==== Exercise data ====

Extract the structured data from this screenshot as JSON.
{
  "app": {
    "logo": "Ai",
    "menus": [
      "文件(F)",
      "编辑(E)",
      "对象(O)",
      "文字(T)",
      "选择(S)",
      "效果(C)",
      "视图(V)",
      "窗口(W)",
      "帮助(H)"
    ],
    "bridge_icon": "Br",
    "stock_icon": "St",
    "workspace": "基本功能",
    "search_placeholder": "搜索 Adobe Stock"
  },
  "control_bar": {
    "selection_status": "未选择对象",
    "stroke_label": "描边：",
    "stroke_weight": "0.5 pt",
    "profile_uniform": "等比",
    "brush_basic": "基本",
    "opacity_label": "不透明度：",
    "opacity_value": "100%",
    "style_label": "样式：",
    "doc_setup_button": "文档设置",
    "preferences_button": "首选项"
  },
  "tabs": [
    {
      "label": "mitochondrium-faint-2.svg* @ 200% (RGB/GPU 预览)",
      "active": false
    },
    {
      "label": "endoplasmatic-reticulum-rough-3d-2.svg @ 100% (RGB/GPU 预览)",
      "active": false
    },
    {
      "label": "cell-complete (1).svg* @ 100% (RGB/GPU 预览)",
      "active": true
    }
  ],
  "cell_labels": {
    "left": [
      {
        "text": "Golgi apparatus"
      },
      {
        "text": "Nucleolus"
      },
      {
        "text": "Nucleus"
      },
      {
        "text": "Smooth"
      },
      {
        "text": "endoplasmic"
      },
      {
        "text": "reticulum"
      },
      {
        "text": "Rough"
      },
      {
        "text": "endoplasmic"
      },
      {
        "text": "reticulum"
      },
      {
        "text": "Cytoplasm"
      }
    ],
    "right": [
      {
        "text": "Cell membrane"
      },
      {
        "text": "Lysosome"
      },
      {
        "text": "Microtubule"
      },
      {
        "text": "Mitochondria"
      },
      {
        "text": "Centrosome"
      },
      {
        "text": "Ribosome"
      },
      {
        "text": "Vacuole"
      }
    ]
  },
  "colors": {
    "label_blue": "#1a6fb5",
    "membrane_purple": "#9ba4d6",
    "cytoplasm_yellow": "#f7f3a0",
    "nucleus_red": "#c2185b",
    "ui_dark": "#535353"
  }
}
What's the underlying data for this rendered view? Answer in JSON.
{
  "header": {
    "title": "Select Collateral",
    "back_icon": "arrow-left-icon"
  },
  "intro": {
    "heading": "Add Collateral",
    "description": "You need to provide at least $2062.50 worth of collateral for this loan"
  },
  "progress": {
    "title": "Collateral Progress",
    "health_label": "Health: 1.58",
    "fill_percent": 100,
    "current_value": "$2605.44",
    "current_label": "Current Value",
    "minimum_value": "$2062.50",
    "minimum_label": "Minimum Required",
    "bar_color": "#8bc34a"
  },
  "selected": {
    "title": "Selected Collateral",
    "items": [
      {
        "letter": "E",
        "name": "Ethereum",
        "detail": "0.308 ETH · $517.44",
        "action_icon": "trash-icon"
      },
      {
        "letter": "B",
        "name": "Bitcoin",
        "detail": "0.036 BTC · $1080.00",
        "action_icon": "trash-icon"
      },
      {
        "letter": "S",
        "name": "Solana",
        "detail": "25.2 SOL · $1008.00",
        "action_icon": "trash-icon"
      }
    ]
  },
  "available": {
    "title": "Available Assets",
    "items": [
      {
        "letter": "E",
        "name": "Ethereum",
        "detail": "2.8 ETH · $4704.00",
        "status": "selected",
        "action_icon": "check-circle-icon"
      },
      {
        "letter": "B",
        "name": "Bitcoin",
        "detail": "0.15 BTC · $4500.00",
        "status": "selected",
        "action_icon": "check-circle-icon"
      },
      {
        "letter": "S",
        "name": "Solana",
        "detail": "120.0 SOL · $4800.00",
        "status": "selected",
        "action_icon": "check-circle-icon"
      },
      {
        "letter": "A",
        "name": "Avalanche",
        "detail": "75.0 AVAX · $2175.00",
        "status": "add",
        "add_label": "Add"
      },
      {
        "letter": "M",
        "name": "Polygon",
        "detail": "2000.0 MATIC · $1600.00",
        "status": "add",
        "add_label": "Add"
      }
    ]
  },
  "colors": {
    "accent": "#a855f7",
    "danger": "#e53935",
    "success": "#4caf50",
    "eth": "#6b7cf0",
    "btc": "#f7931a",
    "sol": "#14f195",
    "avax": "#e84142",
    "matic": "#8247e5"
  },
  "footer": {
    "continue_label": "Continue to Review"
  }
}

====

_Exercise task_.
Return all of the above records exactly, leaving no line out.

_Full solution_.
Extract the structured data from this screenshot as JSON.
{
  "app": {
    "logo": "Ai",
    "menus": [
      "文件(F)",
      "编辑(E)",
      "对象(O)",
      "文字(T)",
      "选择(S)",
      "效果(C)",
      "视图(V)",
      "窗口(W)",
      "帮助(H)"
    ],
    "bridge_icon": "Br",
    "stock_icon": "St",
    "workspace": "基本功能",
    "search_placeholder": "搜索 Adobe Stock"
  },
  "control_bar": {
    "selection_status": "未选择对象",
    "stroke_label": "描边：",
    "stroke_weight": "0.5 pt",
    "profile_uniform": "等比",
    "brush_basic": "基本",
    "opacity_label": "不透明度：",
    "opacity_value": "100%",
    "style_label": "样式：",
    "doc_setup_button": "文档设置",
    "preferences_button": "首选项"
  },
  "tabs": [
    {
      "label": "mitochondrium-faint-2.svg* @ 200% (RGB/GPU 预览)",
      "active": false
    },
    {
      "label": "endoplasmatic-reticulum-rough-3d-2.svg @ 100% (RGB/GPU 预览)",
      "active": false
    },
    {
      "label": "cell-complete (1).svg* @ 100% (RGB/GPU 预览)",
      "active": true
    }
  ],
  "cell_labels": {
    "left": [
      {
        "text": "Golgi apparatus"
      },
      {
        "text": "Nucleolus"
      },
      {
        "text": "Nucleus"
      },
      {
        "text": "Smooth"
      },
      {
        "text": "endoplasmic"
      },
      {
        "text": "reticulum"
      },
      {
        "text": "Rough"
      },
      {
        "text": "endoplasmic"
      },
      {
        "text": "reticulum"
      },
      {
        "text": "Cytoplasm"
      }
    ],
    "right": [
      {
        "text": "Cell membrane"
      },
      {
        "text": "Lysosome"
      },
      {
        "text": "Microtubule"
      },
      {
        "text": "Mitochondria"
      },
      {
        "text": "Centrosome"
      },
      {
        "text": "Ribosome"
      },
      {
        "text": "Vacuole"
      }
    ]
  },
  "colors": {
    "label_blue": "#1a6fb5",
    "membrane_purple": "#9ba4d6",
    "cytoplasm_yellow": "#f7f3a0",
    "nucleus_red": "#c2185b",
    "ui_dark": "#535353"
  }
}
What's the underlying data for this rendered view? Answer in JSON.
{
  "header": {
    "title": "Select Collateral",
    "back_icon": "arrow-left-icon"
  },
  "intro": {
    "heading": "Add Collateral",
    "description": "You need to provide at least $2062.50 worth of collateral for this loan"
  },
  "progress": {
    "title": "Collateral Progress",
    "health_label": "Health: 1.58",
    "fill_percent": 100,
    "current_value": "$2605.44",
    "current_label": "Current Value",
    "minimum_value": "$2062.50",
    "minimum_label": "Minimum Required",
    "bar_color": "#8bc34a"
  },
  "selected": {
    "title": "Selected Collateral",
    "items": [
      {
        "letter": "E",
        "name": "Ethereum",
        "detail": "0.308 ETH · $517.44",
        "action_icon": "trash-icon"
      },
      {
        "letter": "B",
        "name": "Bitcoin",
        "detail": "0.036 BTC · $1080.00",
        "action_icon": "trash-icon"
      },
      {
        "letter": "S",
        "name": "Solana",
        "detail": "25.2 SOL · $1008.00",
        "action_icon": "trash-icon"
      }
    ]
  },
  "available": {
    "title": "Available Assets",
    "items": [
      {
        "letter": "E",
        "name": "Ethereum",
        "detail": "2.8 ETH · $4704.00",
        "status": "selected",
        "action_icon": "check-circle-icon"
      },
      {
        "letter": "B",
        "name": "Bitcoin",
        "detail": "0.15 BTC · $4500.00",
        "status": "selected",
        "action_icon": "check-circle-icon"
      },
      {
        "letter": "S",
        "name": "Solana",
        "detail": "120.0 SOL · $4800.00",
        "status": "selected",
        "action_icon": "check-circle-icon"
      },
      {
        "letter": "A",
        "name": "Avalanche",
        "detail": "75.0 AVAX · $2175.00",
        "status": "add",
        "add_label": "Add"
      },
      {
        "letter": "M",
        "name": "Polygon",
        "detail": "2000.0 MATIC · $1600.00",
        "status": "add",
        "add_label": "Add"
      }
    ]
  },
  "colors": {
    "accent": "#a855f7",
    "danger": "#e53935",
    "success": "#4caf50",
    "eth": "#6b7cf0",
    "btc": "#f7931a",
    "sol": "#14f195",
    "avax": "#e84142",
    "matic": "#8247e5"
  },
  "footer": {
    "continue_label": "Continue to Review"
  }
}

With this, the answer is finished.